--- BEGIN ---

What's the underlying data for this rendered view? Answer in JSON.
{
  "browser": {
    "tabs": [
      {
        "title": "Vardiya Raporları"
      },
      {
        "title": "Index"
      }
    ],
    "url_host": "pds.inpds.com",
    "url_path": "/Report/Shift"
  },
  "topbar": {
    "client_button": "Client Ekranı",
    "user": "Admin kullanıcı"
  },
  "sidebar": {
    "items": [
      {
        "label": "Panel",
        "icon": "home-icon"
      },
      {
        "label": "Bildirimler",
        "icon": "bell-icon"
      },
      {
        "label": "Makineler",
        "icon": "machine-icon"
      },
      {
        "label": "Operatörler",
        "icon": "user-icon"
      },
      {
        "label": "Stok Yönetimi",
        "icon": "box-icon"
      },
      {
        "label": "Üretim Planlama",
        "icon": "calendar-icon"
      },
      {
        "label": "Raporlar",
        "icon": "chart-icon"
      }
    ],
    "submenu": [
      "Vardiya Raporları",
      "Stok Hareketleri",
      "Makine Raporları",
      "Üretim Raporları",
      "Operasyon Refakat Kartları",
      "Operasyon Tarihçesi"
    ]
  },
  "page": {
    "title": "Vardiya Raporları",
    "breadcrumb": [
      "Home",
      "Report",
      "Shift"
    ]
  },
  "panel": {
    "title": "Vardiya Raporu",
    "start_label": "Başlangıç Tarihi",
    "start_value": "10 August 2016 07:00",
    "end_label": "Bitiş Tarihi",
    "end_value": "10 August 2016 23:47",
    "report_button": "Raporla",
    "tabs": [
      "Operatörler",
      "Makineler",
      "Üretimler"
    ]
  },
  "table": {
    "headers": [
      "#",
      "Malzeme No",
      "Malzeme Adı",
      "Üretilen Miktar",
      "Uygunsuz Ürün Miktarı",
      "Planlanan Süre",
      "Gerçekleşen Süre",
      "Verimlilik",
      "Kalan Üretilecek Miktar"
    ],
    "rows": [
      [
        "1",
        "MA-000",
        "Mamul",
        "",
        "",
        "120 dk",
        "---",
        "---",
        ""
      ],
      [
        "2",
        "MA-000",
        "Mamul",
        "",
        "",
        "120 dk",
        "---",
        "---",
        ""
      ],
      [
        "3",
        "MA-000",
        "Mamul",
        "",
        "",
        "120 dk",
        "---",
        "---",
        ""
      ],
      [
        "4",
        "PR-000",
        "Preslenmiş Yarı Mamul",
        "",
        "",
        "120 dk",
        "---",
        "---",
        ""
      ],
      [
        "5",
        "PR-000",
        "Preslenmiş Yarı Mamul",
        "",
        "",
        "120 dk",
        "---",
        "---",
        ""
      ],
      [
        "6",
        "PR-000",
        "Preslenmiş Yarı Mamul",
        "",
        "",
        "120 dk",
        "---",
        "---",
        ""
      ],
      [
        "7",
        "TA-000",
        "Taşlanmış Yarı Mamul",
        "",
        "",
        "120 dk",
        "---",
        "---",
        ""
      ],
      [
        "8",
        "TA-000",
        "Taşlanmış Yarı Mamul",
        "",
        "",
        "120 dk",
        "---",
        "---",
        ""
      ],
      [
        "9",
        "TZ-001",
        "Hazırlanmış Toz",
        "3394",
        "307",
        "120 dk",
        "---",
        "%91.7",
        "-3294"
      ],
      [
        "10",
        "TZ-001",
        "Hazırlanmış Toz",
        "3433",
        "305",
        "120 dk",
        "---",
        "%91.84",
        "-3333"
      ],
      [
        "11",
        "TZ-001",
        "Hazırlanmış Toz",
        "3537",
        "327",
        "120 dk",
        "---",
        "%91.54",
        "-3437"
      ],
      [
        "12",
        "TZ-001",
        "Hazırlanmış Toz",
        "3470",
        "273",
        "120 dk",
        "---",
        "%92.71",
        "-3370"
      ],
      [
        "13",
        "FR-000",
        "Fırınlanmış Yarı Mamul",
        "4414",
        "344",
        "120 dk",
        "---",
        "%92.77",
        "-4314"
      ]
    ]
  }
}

--- END ---

■ **The task**
Only the number should be given: how many lines of the data contain the word "Vardiya"?

■ **Output for this task**
4